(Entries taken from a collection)
========================================================================
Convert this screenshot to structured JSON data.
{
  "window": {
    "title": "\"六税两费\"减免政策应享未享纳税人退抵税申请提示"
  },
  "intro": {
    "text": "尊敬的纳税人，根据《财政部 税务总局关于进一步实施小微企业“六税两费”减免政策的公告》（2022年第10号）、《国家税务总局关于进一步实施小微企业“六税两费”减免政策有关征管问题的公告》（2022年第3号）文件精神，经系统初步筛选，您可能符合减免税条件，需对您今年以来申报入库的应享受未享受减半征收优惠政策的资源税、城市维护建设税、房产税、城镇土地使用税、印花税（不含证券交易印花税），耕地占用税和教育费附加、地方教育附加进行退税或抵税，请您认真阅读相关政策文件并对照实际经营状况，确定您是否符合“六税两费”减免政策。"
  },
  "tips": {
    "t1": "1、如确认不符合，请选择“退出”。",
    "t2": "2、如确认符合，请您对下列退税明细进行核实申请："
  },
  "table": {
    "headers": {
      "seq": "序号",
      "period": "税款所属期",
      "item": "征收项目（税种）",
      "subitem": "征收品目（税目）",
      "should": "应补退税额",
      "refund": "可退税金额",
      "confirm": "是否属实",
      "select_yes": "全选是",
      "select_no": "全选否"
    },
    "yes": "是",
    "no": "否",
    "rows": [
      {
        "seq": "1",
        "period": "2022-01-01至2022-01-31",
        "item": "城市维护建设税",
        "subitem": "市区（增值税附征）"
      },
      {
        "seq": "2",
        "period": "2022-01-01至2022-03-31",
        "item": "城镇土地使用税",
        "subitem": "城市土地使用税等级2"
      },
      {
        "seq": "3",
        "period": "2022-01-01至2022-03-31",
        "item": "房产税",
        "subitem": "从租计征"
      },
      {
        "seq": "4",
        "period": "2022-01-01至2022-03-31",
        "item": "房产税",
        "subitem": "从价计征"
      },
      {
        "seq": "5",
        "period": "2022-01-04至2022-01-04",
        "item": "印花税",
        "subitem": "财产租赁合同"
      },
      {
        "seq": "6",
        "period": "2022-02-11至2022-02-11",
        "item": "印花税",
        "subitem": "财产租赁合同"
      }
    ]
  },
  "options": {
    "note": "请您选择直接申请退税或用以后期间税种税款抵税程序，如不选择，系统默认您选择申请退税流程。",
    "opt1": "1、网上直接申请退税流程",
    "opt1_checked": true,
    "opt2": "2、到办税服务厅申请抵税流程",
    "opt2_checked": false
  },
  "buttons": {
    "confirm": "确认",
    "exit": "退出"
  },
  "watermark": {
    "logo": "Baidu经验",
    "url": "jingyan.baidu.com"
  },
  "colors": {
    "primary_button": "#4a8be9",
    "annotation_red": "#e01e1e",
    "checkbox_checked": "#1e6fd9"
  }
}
========================================================================
● REQUIRED TASK: Write out the data exactly as it stands.

● ANSWER TO THE TASK:
Convert this screenshot to structured JSON data.
{
  "window": {
    "title": "\"六税两费\"减免政策应享未享纳税人退抵税申请提示"
  },
  "intro": {
    "text": "尊敬的纳税人，根据《财政部 税务总局关于进一步实施小微企业“六税两费”减免政策的公告》（2022年第10号）、《国家税务总局关于进一步实施小微企业“六税两费”减免政策有关征管问题的公告》（2022年第3号）文件精神，经系统初步筛选，您可能符合减免税条件，需对您今年以来申报入库的应享受未享受减半征收优惠政策的资源税、城市维护建设税、房产税、城镇土地使用税、印花税（不含证券交易印花税），耕地占用税和教育费附加、地方教育附加进行退税或抵税，请您认真阅读相关政策文件并对照实际经营状况，确定您是否符合“六税两费”减免政策。"
  },
  "tips": {
    "t1": "1、如确认不符合，请选择“退出”。",
    "t2": "2、如确认符合，请您对下列退税明细进行核实申请："
  },
  "table": {
    "headers": {
      "seq": "序号",
      "period": "税款所属期",
      "item": "征收项目（税种）",
      "subitem": "征收品目（税目）",
      "should": "应补退税额",
      "refund": "可退税金额",
      "confirm": "是否属实",
      "select_yes": "全选是",
      "select_no": "全选否"
    },
    "yes": "是",
    "no": "否",
    "rows": [
      {
        "seq": "1",
        "period": "2022-01-01至2022-01-31",
        "item": "城市维护建设税",
        "subitem": "市区（增值税附征）"
      },
      {
        "seq": "2",
        "period": "2022-01-01至2022-03-31",
        "item": "城镇土地使用税",
        "subitem": "城市土地使用税等级2"
      },
      {
        "seq": "3",
        "period": "2022-01-01至2022-03-31",
        "item": "房产税",
        "subitem": "从租计征"
      },
      {
        "seq": "4",
        "period": "2022-01-01至2022-03-31",
        "item": "房产税",
        "subitem": "从价计征"
      },
      {
        "seq": "5",
        "period": "2022-01-04至2022-01-04",
        "item": "印花税",
        "subitem": "财产租赁合同"
      },
      {
        "seq": "6",
        "period": "2022-02-11至2022-02-11",
        "item": "印花税",
        "subitem": "财产租赁合同"
      }
    ]
  },
  "options": {
    "note": "请您选择直接申请退税或用以后期间税种税款抵税程序，如不选择，系统默认您选择申请退税流程。",
    "opt1": "1、网上直接申请退税流程",
    "opt1_checked": true,
    "opt2": "2、到办税服务厅申请抵税流程",
    "opt2_checked": false
  },
  "buttons": {
    "confirm": "确认",
    "exit": "退出"
  },
  "watermark": {
    "logo": "Baidu经验",
    "url": "jingyan.baidu.com"
  },
  "colors": {
    "primary_button": "#4a8be9",
    "annotation_red": "#e01e1e",
    "checkbox_checked": "#1e6fd9"
  }
}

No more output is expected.